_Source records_
________

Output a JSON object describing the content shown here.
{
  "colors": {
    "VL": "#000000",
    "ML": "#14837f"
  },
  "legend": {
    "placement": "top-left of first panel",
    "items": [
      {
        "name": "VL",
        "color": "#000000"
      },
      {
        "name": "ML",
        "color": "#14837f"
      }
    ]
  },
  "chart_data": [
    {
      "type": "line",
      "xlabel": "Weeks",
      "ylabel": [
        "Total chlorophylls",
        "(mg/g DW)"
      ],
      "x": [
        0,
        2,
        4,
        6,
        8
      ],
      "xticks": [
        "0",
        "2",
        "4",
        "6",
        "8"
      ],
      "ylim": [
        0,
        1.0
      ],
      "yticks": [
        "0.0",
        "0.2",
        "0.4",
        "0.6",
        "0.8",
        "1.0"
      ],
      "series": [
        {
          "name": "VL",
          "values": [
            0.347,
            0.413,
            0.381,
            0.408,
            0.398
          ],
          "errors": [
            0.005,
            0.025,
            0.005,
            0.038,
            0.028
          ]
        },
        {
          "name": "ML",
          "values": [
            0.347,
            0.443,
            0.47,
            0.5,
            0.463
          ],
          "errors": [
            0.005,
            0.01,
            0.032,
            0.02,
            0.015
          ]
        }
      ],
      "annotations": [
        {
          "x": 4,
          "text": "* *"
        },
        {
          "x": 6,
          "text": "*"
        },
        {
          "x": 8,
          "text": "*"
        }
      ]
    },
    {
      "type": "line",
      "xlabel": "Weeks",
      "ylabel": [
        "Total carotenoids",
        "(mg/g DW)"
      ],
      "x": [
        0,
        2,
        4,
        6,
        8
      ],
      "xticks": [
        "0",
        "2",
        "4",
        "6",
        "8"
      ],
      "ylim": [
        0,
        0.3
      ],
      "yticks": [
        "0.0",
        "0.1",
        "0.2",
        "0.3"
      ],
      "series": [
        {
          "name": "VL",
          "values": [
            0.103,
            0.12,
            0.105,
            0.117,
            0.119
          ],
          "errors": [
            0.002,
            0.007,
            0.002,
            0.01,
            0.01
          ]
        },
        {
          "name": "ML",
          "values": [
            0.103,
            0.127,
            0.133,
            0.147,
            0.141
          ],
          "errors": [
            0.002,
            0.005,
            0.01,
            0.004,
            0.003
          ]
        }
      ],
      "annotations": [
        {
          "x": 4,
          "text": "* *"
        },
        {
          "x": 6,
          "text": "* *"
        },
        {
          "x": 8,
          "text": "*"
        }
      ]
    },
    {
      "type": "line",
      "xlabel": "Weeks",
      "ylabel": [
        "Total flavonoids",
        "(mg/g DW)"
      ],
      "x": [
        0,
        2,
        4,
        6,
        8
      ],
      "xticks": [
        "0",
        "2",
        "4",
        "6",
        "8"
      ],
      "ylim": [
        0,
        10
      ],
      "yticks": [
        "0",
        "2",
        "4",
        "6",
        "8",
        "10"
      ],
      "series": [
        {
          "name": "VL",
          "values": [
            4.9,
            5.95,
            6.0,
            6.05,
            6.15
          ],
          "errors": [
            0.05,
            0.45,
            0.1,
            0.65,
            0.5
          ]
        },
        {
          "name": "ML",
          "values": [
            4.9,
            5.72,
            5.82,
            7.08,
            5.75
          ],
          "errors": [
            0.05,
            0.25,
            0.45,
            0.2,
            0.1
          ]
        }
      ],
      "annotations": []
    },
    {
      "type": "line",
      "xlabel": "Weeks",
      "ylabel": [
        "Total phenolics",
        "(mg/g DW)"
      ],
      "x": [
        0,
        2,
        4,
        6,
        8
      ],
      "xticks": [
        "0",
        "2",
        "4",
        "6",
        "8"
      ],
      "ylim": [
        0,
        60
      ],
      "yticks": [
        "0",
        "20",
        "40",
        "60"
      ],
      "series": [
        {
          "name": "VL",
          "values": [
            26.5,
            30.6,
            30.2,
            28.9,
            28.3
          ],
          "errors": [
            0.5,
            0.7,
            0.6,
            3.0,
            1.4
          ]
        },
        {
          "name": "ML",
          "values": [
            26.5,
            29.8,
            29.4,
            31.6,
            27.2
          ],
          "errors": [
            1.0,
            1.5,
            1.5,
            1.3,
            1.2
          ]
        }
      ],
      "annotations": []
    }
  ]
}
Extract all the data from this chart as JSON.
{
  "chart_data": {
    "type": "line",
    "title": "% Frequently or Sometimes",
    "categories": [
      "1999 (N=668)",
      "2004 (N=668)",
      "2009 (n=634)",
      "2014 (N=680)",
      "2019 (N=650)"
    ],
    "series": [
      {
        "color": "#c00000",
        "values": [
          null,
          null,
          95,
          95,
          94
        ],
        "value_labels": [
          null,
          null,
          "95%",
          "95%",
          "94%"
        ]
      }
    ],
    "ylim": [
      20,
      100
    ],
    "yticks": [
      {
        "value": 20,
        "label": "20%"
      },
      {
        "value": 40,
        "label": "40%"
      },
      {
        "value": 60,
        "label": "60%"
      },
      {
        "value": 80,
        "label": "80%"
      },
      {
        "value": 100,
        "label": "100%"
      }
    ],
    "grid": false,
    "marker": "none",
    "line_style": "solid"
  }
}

________

_STATED EXERCISE_
Extract each line from the listing above, please, and repeat it exactly.

_OUTPUT_
Output a JSON object describing the content shown here.
{
  "colors": {
    "VL": "#000000",
    "ML": "#14837f"
  },
  "legend": {
    "placement": "top-left of first panel",
    "items": [
      {
        "name": "VL",
        "color": "#000000"
      },
      {
        "name": "ML",
        "color": "#14837f"
      }
    ]
  },
  "chart_data": [
    {
      "type": "line",
      "xlabel": "Weeks",
      "ylabel": [
        "Total chlorophylls",
        "(mg/g DW)"
      ],
      "x": [
        0,
        2,
        4,
        6,
        8
      ],
      "xticks": [
        "0",
        "2",
        "4",
        "6",
        "8"
      ],
      "ylim": [
        0,
        1.0
      ],
      "yticks": [
        "0.0",
        "0.2",
        "0.4",
        "0.6",
        "0.8",
        "1.0"
      ],
      "series": [
        {
          "name": "VL",
          "values": [
            0.347,
            0.413,
            0.381,
            0.408,
            0.398
          ],
          "errors": [
            0.005,
            0.025,
            0.005,
            0.038,
            0.028
          ]
        },
        {
          "name": "ML",
          "values": [
            0.347,
            0.443,
            0.47,
            0.5,
            0.463
          ],
          "errors": [
            0.005,
            0.01,
            0.032,
            0.02,
            0.015
          ]
        }
      ],
      "annotations": [
        {
          "x": 4,
          "text": "* *"
        },
        {
          "x": 6,
          "text": "*"
        },
        {
          "x": 8,
          "text": "*"
        }
      ]
    },
    {
      "type": "line",
      "xlabel": "Weeks",
      "ylabel": [
        "Total carotenoids",
        "(mg/g DW)"
      ],
      "x": [
        0,
        2,
        4,
        6,
        8
      ],
      "xticks": [
        "0",
        "2",
        "4",
        "6",
        "8"
      ],
      "ylim": [
        0,
        0.3
      ],
      "yticks": [
        "0.0",
        "0.1",
        "0.2",
        "0.3"
      ],
      "series": [
        {
          "name": "VL",
          "values": [
            0.103,
            0.12,
            0.105,
            0.117,
            0.119
          ],
          "errors": [
            0.002,
            0.007,
            0.002,
            0.01,
            0.01
          ]
        },
        {
          "name": "ML",
          "values": [
            0.103,
            0.127,
            0.133,
            0.147,
            0.141
          ],
          "errors": [
            0.002,
            0.005,
            0.01,
            0.004,
            0.003
          ]
        }
      ],
      "annotations": [
        {
          "x": 4,
          "text": "* *"
        },
        {
          "x": 6,
          "text": "* *"
        },
        {
          "x": 8,
          "text": "*"
        }
      ]
    },
    {
      "type": "line",
      "xlabel": "Weeks",
      "ylabel": [
        "Total flavonoids",
        "(mg/g DW)"
      ],
      "x": [
        0,
        2,
        4,
        6,
        8
      ],
      "xticks": [
        "0",
        "2",
        "4",
        "6",
        "8"
      ],
      "ylim": [
        0,
        10
      ],
      "yticks": [
        "0",
        "2",
        "4",
        "6",
        "8",
        "10"
      ],
      "series": [
        {
          "name": "VL",
          "values": [
            4.9,
            5.95,
            6.0,
            6.05,
            6.15
          ],
          "errors": [
            0.05,
            0.45,
            0.1,
            0.65,
            0.5
          ]
        },
        {
          "name": "ML",
          "values": [
            4.9,
            5.72,
            5.82,
            7.08,
            5.75
          ],
          "errors": [
            0.05,
            0.25,
            0.45,
            0.2,
            0.1
          ]
        }
      ],
      "annotations": []
    },
    {
      "type": "line",
      "xlabel": "Weeks",
      "ylabel": [
        "Total phenolics",
        "(mg/g DW)"
      ],
      "x": [
        0,
        2,
        4,
        6,
        8
      ],
      "xticks": [
        "0",
        "2",
        "4",
        "6",
        "8"
      ],
      "ylim": [
        0,
        60
      ],
      "yticks": [
        "0",
        "20",
        "40",
        "60"
      ],
      "series": [
        {
          "name": "VL",
          "values": [
            26.5,
            30.6,
            30.2,
            28.9,
            28.3
          ],
          "errors": [
            0.5,
            0.7,
            0.6,
            3.0,
            1.4
          ]
        },
        {
          "name": "ML",
          "values": [
            26.5,
            29.8,
            29.4,
            31.6,
            27.2
          ],
          "errors": [
            1.0,
            1.5,
            1.5,
            1.3,
            1.2
          ]
        }
      ],
      "annotations": []
    }
  ]
}
Extract all the data from this chart as JSON.
{
  "chart_data": {
    "type": "line",
    "title": "% Frequently or Sometimes",
    "categories": [
      "1999 (N=668)",
      "2004 (N=668)",
      "2009 (n=634)",
      "2014 (N=680)",
      "2019 (N=650)"
    ],
    "series": [
      {
        "color": "#c00000",
        "values": [
          null,
          null,
          95,
          95,
          94
        ],
        "value_labels": [
          null,
          null,
          "95%",
          "95%",
          "94%"
        ]
      }
    ],
    "ylim": [
      20,
      100
    ],
    "yticks": [
      {
        "value": 20,
        "label": "20%"
      },
      {
        "value": 40,
        "label": "40%"
      },
      {
        "value": 60,
        "label": "60%"
      },
      {
        "value": 80,
        "label": "80%"
      },
      {
        "value": 100,
        "label": "100%"
      }
    ],
    "grid": false,
    "marker": "none",
    "line_style": "solid"
  }
}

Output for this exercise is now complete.